**EXERCISE PROMPT**
Pull every line from the records below and reproduce each one without any change.

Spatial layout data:
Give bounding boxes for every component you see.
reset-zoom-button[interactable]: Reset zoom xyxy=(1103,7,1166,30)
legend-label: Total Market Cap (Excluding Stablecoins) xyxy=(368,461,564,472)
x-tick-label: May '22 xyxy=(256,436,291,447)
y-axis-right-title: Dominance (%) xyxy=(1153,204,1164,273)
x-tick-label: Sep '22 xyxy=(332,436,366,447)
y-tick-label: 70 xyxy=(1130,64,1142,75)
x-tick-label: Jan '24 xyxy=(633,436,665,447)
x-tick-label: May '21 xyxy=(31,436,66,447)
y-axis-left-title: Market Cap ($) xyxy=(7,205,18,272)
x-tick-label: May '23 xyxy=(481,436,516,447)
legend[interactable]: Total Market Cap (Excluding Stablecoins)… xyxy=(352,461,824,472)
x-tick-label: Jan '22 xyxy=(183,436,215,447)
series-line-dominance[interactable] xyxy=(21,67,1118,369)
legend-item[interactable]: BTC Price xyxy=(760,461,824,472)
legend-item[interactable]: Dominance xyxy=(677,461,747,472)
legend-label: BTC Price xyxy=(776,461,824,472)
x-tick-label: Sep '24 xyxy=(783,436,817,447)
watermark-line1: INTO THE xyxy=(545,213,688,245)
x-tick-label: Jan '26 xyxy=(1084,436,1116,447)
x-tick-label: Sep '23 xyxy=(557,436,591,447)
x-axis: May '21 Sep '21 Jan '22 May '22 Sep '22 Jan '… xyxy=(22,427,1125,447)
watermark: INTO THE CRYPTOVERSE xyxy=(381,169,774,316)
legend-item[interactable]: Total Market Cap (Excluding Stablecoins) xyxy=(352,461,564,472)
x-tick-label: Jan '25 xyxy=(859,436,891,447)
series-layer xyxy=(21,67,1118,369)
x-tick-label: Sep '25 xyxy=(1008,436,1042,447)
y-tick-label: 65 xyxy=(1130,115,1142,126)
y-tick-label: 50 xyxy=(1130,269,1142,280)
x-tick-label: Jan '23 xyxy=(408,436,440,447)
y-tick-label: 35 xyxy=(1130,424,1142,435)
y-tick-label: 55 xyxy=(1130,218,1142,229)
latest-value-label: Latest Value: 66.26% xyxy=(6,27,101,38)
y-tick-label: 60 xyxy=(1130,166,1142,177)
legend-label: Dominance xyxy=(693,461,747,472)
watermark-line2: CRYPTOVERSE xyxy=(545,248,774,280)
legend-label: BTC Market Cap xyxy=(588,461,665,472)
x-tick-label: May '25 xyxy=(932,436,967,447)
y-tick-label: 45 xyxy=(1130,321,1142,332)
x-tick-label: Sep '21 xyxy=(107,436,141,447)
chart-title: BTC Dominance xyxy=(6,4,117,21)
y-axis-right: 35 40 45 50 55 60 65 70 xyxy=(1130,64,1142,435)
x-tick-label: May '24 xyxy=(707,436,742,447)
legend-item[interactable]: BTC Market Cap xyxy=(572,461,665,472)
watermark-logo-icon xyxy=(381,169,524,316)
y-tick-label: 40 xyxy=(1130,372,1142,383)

**FINISHED EXERCISE**
Give bounding boxes for every component you see.
reset-zoom-button[interactable]: Reset zoom xyxy=(1103,7,1166,30)
legend-label: Total Market Cap (Excluding Stablecoins) xyxy=(368,461,564,472)
x-tick-label: May '22 xyxy=(256,436,291,447)
y-axis-right-title: Dominance (%) xyxy=(1153,204,1164,273)
x-tick-label: Sep '22 xyxy=(332,436,366,447)
y-tick-label: 70 xyxy=(1130,64,1142,75)
x-tick-label: Jan '24 xyxy=(633,436,665,447)
x-tick-label: May '21 xyxy=(31,436,66,447)
y-axis-left-title: Market Cap ($) xyxy=(7,205,18,272)
x-tick-label: May '23 xyxy=(481,436,516,447)
legend[interactable]: Total Market Cap (Excluding Stablecoins)… xyxy=(352,461,824,472)
x-tick-label: Jan '22 xyxy=(183,436,215,447)
series-line-dominance[interactable] xyxy=(21,67,1118,369)
legend-item[interactable]: BTC Price xyxy=(760,461,824,472)
legend-item[interactable]: Dominance xyxy=(677,461,747,472)
legend-label: BTC Price xyxy=(776,461,824,472)
x-tick-label: Sep '24 xyxy=(783,436,817,447)
watermark-line1: INTO THE xyxy=(545,213,688,245)
x-tick-label: Jan '26 xyxy=(1084,436,1116,447)
x-tick-label: Sep '23 xyxy=(557,436,591,447)
x-axis: May '21 Sep '21 Jan '22 May '22 Sep '22 Jan '… xyxy=(22,427,1125,447)
watermark: INTO THE CRYPTOVERSE xyxy=(381,169,774,316)
legend-item[interactable]: Total Market Cap (Excluding Stablecoins) xyxy=(352,461,564,472)
x-tick-label: Jan '25 xyxy=(859,436,891,447)
series-layer xyxy=(21,67,1118,369)
x-tick-label: Sep '25 xyxy=(1008,436,1042,447)
y-tick-label: 65 xyxy=(1130,115,1142,126)
y-tick-label: 50 xyxy=(1130,269,1142,280)
x-tick-label: Jan '23 xyxy=(408,436,440,447)
y-tick-label: 35 xyxy=(1130,424,1142,435)
y-tick-label: 55 xyxy=(1130,218,1142,229)
latest-value-label: Latest Value: 66.26% xyxy=(6,27,101,38)
y-tick-label: 60 xyxy=(1130,166,1142,177)
legend-label: Dominance xyxy=(693,461,747,472)
watermark-line2: CRYPTOVERSE xyxy=(545,248,774,280)
legend-label: BTC Market Cap xyxy=(588,461,665,472)
x-tick-label: May '25 xyxy=(932,436,967,447)
y-tick-label: 45 xyxy=(1130,321,1142,332)
x-tick-label: Sep '21 xyxy=(107,436,141,447)
chart-title: BTC Dominance xyxy=(6,4,117,21)
y-axis-right: 35 40 45 50 55 60 65 70 xyxy=(1130,64,1142,435)
x-tick-label: May '24 xyxy=(707,436,742,447)
legend-item[interactable]: BTC Market Cap xyxy=(572,461,665,472)
watermark-logo-icon xyxy=(381,169,524,316)
y-tick-label: 40 xyxy=(1130,372,1142,383)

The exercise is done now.